- _DOCUMENT SEGMENT_:
:::
Nov. 7, 2015, midnight

|k| clippings: 2015-11-07 — so rad!

katexic clippings

In a manner so delightful it almost makes me forgive myself, Reader B. called me out with the following clever note after the last issue: “Letheans 6.9:14?” It took me a few minutes to figure it out: I used demonym as a WORD before…on June 9 of last year! Not only did I repeat it in the last issue, I repeated some of the exact same examples. Le sigh. So, an increasingly rare 3rd issue this week.

And I wonder what Gardiner (below) would make of email?

WORK

“In the great sense letter-writing is no doubt a lost art. It was killed by the penny post and modern hurry. When Madame de Sevigny, Cowper, Horace Walpole, Byron, Lamb, and the Carlyles wrote their immortal letters the world was a leisurely place where there was time to indulge in the luxury of writing to your friends. And the cost of franking a letter made that letter a serious affair. If you could only send a letter once in a month or six months, and then at heavy expense, it became a matter of first-rate consequence. The poor, of course, couldn’t enjoy the luxury of letter-writing at all. De Quincey tells us how the dalesmen of Lakeland a century ago used to dodge the postal charges. The letter that came by stage coach was received at the door by the poor mother, who glanced at the superscription, saw from a certain agreed sign on it that Tom or Jim was well, and handed it back to the carrier unopened. In those days a letter was an event.”

“Now when you can send a letter half round the globe for a penny, and when the postman calls half a dozen times a day, few of us take letter-writing seriously. Carlyle saw that the advent of the penny post would kill the letter by making it cheap. ‘I shall send a penny letter next time,’ he wrote to his mother when the cheap postage was about to come in, and he foretold that people would not bother to write good letters when they could send them for next to nothing. He was right, and the telegraph, the telephone, and the postcard have completed the destruction of the art of letter-writing. It is the difficulty or the scarcity of a thing that makes it treasured. If diamonds were as plentiful as pebbles we shouldn’t stoop to pick them up.”

—A. G. Gardiner
—from “On Letter Writing” (1916!)

WORD(S)

phatic /FA-dik/. adjective. Speech or speech sounds that are intended to communicate emotions or affirm a social connection rather than convey information. For instance, the standard “How are you?” greeting for which no reply is necessary or expected. Trivial or purely formal speech. From Greek phatos (spoken).

“The doctor’s long speeches—customarily phatic and ceremonially polite—say little but sing much.” (William H. Gass)
:::
- _EXTRACTED RECORDS_:
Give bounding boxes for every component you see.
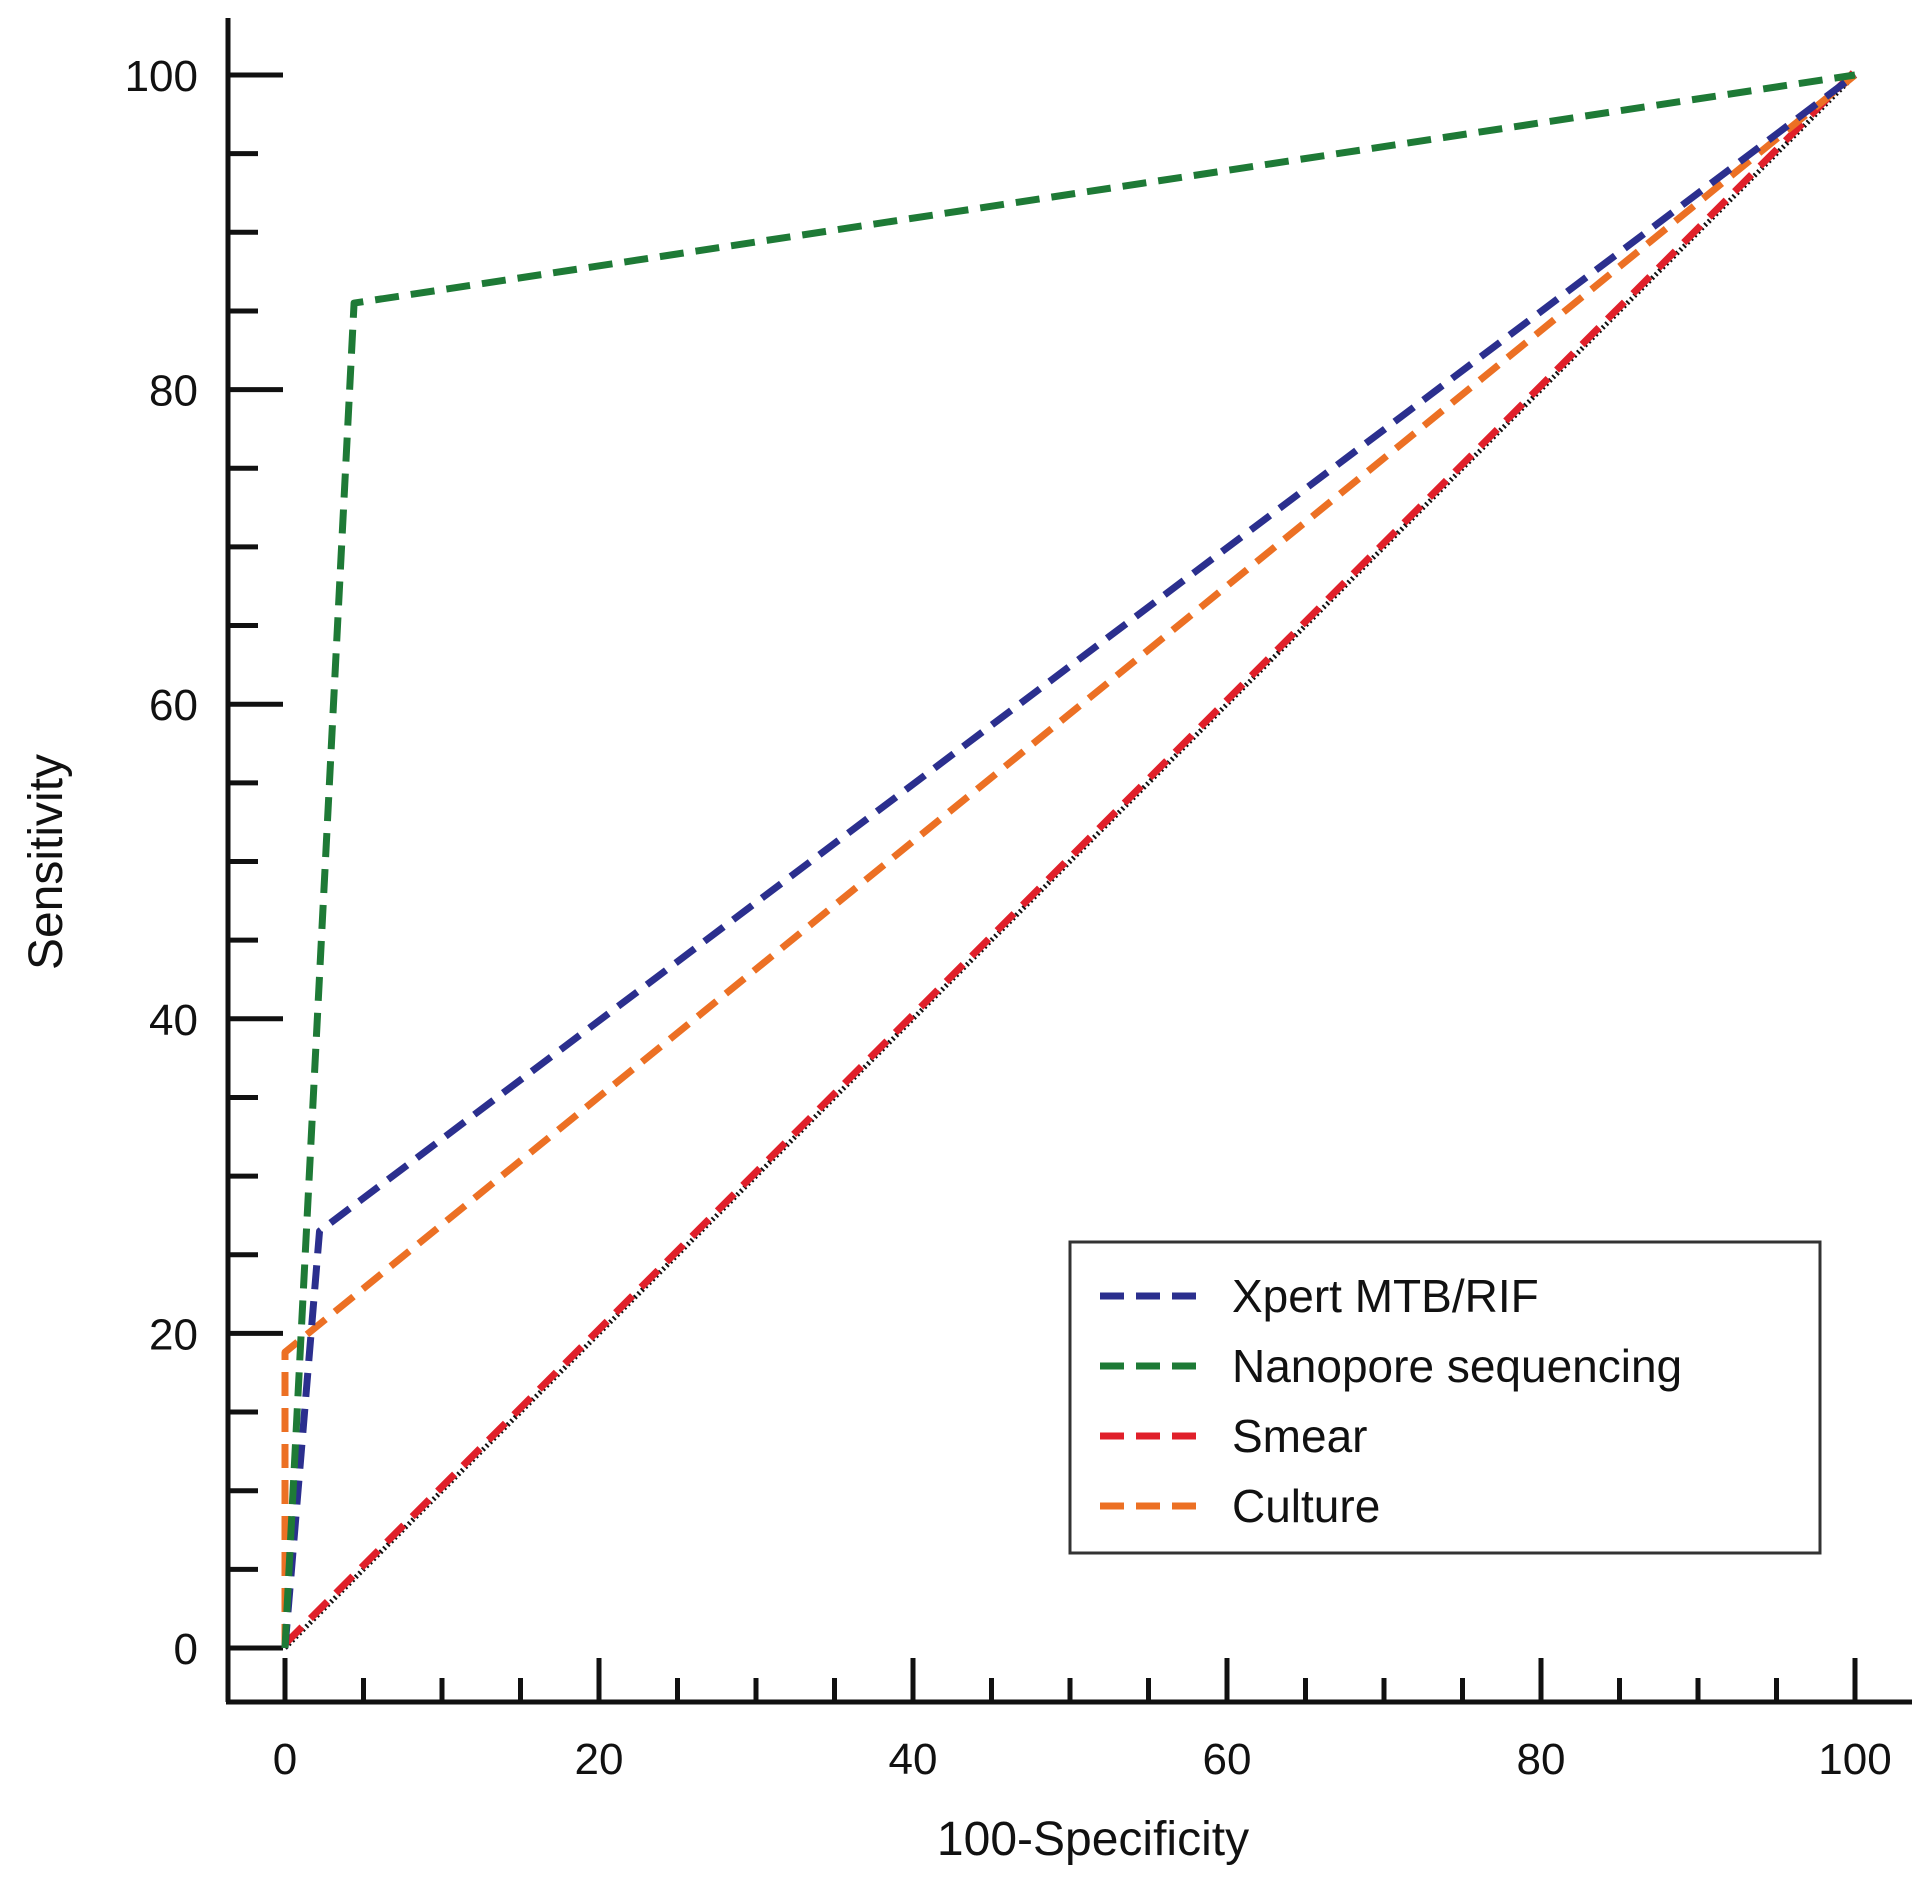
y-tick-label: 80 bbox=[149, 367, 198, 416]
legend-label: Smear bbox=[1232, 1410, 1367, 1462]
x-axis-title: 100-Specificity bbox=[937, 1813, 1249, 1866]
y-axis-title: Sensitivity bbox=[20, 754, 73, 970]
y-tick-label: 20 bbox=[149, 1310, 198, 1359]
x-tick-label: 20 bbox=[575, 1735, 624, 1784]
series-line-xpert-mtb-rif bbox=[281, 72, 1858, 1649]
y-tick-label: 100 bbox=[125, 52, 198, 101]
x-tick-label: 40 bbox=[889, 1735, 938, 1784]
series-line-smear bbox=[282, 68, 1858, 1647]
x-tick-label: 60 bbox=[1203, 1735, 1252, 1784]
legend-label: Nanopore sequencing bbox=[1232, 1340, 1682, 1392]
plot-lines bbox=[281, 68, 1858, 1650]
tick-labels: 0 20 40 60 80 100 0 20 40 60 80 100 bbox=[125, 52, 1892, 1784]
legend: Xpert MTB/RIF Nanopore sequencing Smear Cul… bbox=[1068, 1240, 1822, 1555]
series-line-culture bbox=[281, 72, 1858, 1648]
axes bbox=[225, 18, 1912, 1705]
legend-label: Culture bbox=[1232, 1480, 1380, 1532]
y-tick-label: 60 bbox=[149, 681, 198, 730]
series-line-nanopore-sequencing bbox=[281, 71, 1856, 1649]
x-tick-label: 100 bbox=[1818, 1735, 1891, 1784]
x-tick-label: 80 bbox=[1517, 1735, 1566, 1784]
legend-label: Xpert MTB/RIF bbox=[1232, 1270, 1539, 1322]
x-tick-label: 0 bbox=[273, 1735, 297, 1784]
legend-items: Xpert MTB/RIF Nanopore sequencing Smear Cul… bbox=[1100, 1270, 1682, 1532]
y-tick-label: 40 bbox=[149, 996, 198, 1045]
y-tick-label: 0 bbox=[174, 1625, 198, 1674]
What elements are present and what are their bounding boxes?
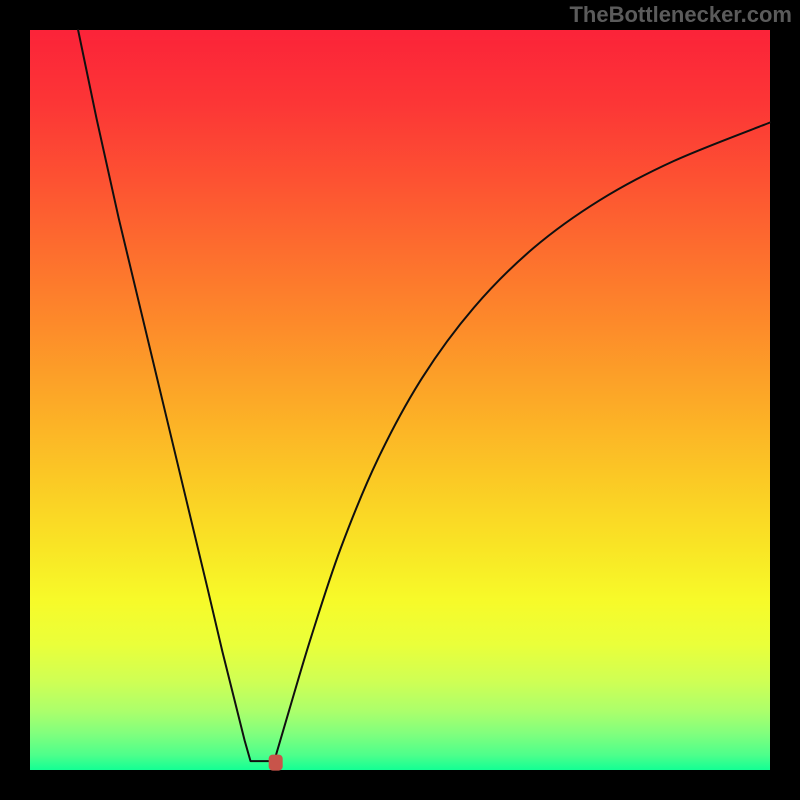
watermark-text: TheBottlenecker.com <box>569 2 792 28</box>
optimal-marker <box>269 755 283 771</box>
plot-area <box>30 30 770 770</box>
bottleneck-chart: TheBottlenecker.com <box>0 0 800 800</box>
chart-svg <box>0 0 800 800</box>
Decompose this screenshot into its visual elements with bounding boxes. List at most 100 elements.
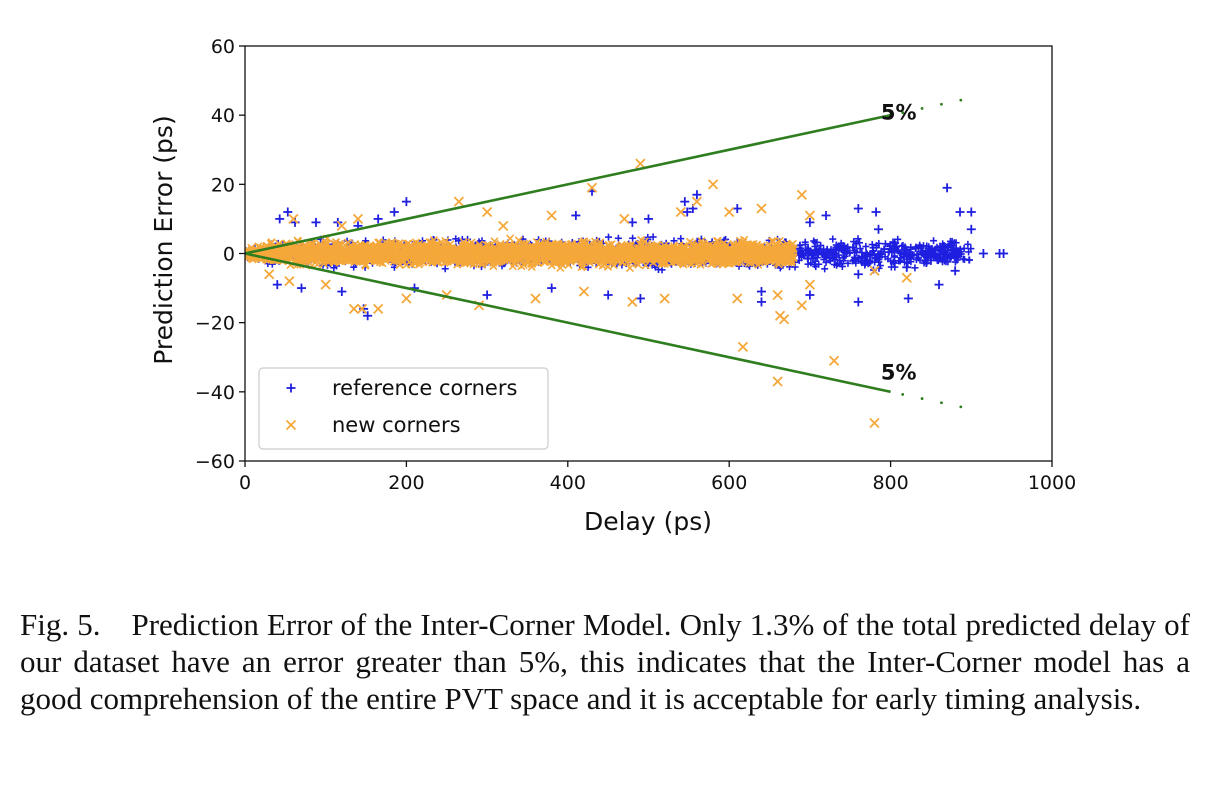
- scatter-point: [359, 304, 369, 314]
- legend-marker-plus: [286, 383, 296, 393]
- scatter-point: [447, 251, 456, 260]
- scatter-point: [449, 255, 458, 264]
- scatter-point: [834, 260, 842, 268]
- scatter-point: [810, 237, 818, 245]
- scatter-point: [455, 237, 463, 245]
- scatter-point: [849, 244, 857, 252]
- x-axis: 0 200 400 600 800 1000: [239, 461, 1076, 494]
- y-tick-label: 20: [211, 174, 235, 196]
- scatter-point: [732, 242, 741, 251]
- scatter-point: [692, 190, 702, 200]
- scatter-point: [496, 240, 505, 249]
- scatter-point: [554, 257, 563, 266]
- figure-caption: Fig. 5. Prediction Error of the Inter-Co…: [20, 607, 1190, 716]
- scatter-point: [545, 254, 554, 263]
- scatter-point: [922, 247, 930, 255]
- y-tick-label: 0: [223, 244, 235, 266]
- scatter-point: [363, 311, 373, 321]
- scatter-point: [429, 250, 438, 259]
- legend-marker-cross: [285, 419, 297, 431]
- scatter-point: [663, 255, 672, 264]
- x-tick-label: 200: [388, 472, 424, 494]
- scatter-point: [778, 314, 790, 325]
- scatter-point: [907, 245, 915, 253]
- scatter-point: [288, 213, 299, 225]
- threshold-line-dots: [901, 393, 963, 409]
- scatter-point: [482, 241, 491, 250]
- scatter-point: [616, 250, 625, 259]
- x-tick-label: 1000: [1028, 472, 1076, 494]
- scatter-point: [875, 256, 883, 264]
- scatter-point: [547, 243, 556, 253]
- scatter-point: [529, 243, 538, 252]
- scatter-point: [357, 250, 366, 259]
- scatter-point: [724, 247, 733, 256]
:::
- _PROBLEMS TO WORK ON_:
1. Print the rows between the line holding "watermark-text: TheBottlenecker.com <box>569" and the line holding "Decompose this screenshot", inclusive.
2. Pick up the newsletter on letter-writing and the word "phatic" from where it stops.

- _TASK ANSWERS_:
1.
watermark-text: TheBottlenecker.com <box>569 2 792 28</box>
optimal-marker <box>269 755 283 771</box>
plot-area <box>30 30 770 770</box>
bottleneck-chart: TheBottlenecker.com <box>0 0 800 800</box>
chart-svg <box>0 0 800 800</box>
Decompose this screenshot into its visual elements with bounding boxes. List at most 100 elements.

2.
“Every night, the 10-Port cabin steward, Petra, when she turns down your bed, leaves on your pillow—along with the day’s last mint and Celebrity’s printed card wishing you sweet dreams in six languages—the next day’s Nadir Daily, a phatic little four-page ersatz newspaper printed on white vellum in a navy-blue font.” (David Foster Wallace)

“Who is the enemy? We fully trained soldiers asked ourselves in Vietnam. The corrupt Diem family? Francophobes among the Chinese? The lieutenant’s West Point professors? The phatic orators in Congress?” (Barry Lopez)

“It was he who wanted to talk! The driver was content to dispense with phatic thanks and chatter.” (Samuel R. Delaney)

WEB

  1. Dumb Cuneiform will take your tweets and convert them to clay tablets. Really.

  2. “Here is the story of Maureen ‘Mo’ O’Neill. She spent her days mainly alone. She didn’t have many friends, she was getting older, she didn’t know who she was. After work she could never summon up the inspiration it took to get off the couch and leave the house. But that’s when she discovered the solution that opened up the world to her, competitive air guitar.”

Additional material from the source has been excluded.